| WHAT NEEDS TO BE DONE |
Work out the number of lines in the records that include the word "人口死亡率"; reply with that number alone.

--- Start INFORMATION PROVIDED ---

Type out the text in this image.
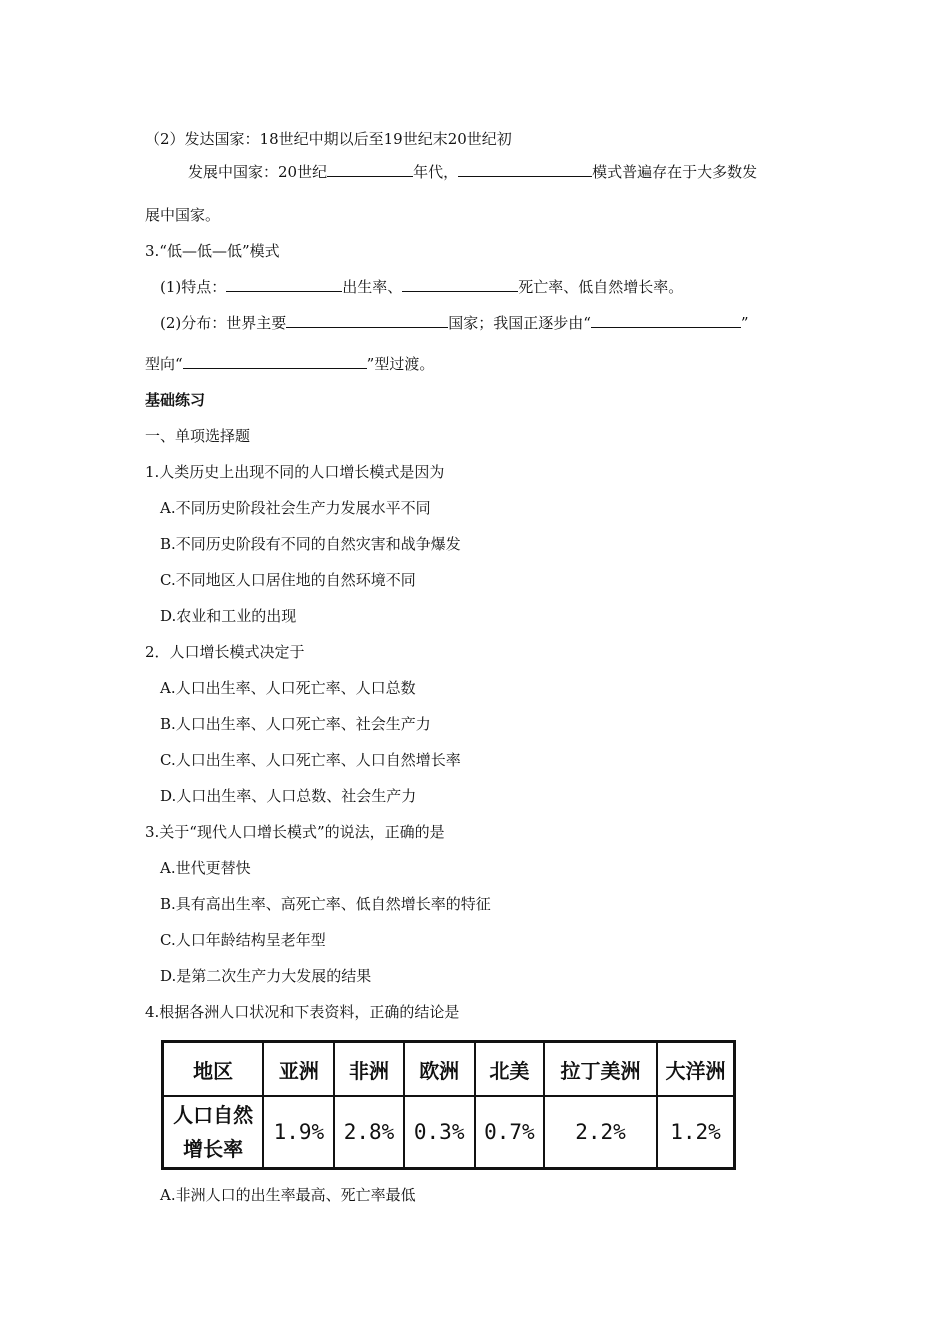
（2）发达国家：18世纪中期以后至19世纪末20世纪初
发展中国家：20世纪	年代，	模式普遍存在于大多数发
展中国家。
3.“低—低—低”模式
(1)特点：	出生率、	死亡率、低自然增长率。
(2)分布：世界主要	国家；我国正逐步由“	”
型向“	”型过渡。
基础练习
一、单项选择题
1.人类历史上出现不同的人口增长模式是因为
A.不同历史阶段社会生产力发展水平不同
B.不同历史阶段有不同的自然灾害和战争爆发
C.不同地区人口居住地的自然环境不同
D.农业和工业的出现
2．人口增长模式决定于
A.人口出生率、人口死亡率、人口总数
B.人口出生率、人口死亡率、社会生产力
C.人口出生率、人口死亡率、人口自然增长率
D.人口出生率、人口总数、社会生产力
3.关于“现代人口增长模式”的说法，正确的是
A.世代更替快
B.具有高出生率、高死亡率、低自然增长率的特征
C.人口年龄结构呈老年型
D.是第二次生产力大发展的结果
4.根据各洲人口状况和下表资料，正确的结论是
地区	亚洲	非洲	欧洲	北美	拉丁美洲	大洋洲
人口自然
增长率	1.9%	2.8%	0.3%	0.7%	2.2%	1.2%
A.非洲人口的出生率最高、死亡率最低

--- End INFORMATION PROVIDED ---
--- Start INFORMATION PROVIDED ---

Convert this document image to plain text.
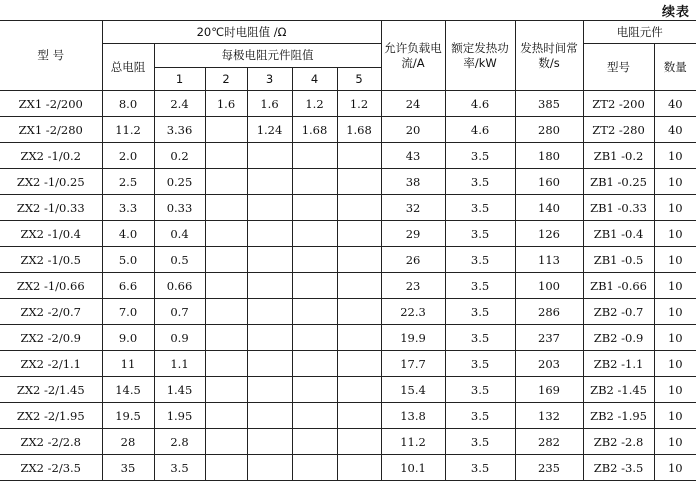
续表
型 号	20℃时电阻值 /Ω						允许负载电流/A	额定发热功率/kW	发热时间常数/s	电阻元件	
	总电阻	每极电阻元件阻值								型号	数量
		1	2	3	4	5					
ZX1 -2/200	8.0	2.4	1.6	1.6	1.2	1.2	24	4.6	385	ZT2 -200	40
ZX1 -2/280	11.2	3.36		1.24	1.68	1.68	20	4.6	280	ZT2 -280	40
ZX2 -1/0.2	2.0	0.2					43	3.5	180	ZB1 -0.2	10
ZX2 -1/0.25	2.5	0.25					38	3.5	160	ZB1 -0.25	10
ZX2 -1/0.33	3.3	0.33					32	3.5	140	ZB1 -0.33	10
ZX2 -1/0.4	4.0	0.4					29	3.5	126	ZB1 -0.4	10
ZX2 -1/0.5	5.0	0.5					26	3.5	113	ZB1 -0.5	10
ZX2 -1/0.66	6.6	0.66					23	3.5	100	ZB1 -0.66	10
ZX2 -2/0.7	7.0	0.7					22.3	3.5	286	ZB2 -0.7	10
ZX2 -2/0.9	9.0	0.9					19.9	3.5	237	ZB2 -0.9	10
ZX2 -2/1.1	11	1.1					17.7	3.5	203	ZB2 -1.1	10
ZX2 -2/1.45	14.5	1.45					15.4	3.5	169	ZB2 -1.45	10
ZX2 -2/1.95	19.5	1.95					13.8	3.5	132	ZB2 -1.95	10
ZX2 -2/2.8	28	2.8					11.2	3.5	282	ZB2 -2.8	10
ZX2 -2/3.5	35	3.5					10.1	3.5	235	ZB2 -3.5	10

--- End INFORMATION PROVIDED ---

| SOLUTION FOR THIS PROBLEM |
3